-- START MATERIAL SHOWN --

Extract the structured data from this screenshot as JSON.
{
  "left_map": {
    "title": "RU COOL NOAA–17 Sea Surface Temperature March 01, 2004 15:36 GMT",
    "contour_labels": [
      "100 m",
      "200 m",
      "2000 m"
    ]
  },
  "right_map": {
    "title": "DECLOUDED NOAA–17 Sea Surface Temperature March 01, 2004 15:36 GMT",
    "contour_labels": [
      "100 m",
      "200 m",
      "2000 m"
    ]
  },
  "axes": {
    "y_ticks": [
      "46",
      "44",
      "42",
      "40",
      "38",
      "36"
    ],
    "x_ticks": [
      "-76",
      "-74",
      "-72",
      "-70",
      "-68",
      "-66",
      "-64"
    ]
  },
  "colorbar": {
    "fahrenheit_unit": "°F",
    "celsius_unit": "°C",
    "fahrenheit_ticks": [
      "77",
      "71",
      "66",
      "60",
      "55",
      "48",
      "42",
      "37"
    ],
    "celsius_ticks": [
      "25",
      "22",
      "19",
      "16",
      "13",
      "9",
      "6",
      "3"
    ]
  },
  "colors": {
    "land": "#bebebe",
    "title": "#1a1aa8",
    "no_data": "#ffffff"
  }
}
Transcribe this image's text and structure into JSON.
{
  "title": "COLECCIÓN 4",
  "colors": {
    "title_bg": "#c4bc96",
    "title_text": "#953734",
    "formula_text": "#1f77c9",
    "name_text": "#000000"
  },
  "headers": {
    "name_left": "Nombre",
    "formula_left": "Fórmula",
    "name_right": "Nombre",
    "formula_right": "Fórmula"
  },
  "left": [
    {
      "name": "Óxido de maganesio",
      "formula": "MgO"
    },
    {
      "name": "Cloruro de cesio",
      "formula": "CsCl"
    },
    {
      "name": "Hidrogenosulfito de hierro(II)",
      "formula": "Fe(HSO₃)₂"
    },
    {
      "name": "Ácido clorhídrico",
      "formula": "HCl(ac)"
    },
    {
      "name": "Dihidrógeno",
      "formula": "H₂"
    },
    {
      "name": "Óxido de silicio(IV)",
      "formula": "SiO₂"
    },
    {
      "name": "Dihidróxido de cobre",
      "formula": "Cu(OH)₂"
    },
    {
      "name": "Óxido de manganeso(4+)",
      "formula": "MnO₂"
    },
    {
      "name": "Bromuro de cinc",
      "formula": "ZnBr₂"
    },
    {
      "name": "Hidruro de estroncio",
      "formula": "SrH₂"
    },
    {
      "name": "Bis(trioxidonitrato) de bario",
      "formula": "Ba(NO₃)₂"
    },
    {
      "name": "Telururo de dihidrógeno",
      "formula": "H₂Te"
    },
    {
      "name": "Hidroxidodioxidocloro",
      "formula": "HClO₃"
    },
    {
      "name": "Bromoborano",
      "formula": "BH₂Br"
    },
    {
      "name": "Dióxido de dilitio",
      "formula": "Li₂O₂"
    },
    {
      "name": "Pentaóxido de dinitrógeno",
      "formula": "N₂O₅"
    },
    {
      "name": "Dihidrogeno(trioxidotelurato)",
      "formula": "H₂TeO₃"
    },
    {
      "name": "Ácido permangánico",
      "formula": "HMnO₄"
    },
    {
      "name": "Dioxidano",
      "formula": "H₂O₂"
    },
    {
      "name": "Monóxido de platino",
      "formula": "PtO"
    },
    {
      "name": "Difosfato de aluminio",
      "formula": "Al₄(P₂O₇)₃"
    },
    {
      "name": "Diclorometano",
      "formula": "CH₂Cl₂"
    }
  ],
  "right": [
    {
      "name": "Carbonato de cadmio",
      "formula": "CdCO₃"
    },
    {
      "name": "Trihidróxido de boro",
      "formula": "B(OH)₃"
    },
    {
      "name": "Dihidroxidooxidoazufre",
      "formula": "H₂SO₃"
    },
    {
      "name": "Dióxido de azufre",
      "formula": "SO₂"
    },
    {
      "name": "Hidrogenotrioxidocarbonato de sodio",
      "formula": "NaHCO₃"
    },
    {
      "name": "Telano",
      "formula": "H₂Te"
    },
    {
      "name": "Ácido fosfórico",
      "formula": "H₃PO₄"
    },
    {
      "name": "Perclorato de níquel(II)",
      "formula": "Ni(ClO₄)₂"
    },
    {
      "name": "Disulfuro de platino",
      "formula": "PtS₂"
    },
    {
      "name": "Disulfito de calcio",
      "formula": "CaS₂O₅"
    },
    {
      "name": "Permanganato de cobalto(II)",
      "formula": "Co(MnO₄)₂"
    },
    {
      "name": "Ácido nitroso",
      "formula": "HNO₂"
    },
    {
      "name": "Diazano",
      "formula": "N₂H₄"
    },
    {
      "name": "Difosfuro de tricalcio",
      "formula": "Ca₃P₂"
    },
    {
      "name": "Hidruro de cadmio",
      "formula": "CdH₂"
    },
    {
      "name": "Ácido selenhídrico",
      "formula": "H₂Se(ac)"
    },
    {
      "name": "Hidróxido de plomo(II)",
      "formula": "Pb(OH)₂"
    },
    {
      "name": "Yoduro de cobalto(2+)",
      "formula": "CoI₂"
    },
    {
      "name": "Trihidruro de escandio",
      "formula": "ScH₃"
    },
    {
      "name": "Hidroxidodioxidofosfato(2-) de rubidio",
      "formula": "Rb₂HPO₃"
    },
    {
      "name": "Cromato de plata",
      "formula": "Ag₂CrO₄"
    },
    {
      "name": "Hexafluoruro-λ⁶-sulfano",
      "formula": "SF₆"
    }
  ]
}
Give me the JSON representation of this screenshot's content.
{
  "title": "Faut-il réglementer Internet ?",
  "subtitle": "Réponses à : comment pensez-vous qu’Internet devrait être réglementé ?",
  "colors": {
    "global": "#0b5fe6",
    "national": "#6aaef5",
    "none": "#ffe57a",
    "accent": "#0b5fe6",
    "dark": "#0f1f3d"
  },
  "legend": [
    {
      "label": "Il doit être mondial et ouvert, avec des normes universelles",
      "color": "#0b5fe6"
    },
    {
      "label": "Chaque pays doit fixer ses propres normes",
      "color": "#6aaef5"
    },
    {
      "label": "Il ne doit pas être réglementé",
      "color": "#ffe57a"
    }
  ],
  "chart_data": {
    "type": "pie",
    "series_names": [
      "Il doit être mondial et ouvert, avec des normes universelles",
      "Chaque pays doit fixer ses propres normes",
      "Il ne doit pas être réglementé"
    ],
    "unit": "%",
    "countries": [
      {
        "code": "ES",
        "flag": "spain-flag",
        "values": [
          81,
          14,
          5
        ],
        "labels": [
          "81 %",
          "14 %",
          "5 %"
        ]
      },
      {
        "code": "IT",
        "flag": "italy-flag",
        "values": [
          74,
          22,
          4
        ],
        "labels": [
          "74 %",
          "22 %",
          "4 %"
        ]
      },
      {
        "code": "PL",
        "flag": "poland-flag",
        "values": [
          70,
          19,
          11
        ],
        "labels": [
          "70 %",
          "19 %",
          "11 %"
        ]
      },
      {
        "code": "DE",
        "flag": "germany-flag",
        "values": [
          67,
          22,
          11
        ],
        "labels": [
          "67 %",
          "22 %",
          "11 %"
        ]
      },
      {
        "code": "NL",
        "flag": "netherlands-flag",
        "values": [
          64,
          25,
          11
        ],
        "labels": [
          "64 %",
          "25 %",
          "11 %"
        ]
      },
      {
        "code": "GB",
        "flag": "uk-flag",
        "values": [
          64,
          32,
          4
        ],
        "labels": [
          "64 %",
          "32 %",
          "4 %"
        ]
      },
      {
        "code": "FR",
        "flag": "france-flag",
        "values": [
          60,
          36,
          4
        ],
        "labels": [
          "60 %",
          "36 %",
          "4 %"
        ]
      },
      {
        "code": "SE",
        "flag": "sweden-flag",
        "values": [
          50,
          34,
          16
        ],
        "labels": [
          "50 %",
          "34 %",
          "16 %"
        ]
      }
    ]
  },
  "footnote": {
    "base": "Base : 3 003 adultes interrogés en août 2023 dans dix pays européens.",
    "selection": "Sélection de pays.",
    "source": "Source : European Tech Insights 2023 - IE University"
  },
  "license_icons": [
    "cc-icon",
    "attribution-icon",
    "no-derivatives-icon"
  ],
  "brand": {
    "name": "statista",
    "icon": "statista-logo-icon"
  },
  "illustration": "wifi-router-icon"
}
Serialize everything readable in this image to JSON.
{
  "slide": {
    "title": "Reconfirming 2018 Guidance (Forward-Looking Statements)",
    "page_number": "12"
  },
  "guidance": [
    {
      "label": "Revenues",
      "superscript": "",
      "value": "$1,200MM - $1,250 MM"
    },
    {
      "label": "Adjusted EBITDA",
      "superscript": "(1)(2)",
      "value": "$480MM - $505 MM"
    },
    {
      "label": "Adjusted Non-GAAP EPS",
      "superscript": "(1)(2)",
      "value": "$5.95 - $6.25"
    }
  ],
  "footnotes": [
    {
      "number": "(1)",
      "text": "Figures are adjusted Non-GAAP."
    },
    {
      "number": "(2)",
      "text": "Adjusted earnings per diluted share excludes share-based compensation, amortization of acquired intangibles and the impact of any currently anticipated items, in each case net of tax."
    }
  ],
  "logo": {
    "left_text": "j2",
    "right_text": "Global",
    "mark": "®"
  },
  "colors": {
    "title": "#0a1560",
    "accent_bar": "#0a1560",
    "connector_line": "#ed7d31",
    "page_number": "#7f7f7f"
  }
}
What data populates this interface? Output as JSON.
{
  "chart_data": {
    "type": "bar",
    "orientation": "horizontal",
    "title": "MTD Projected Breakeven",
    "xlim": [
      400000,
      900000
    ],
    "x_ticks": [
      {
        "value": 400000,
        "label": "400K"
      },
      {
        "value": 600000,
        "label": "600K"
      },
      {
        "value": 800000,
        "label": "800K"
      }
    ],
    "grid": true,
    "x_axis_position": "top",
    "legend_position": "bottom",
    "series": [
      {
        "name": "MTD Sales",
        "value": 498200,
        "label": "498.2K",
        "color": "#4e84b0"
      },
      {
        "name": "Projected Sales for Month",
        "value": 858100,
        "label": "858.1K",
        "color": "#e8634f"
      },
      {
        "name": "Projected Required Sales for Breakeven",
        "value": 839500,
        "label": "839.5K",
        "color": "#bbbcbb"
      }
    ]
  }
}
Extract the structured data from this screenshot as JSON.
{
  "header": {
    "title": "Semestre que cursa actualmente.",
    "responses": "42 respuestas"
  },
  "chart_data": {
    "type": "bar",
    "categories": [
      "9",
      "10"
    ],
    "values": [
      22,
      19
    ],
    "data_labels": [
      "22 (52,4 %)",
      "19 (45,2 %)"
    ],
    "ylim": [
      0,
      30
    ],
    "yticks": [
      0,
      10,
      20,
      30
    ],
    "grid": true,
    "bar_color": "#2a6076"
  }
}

-- END MATERIAL SHOWN --

[TASK OBJECTIVE]
Return a copy of every line that includes the word "mondial".

[FINISHED ANSWER]
      "label": "Il doit être mondial et ouvert, avec des normes universelles",
      "Il doit être mondial et ouvert, avec des normes universelles",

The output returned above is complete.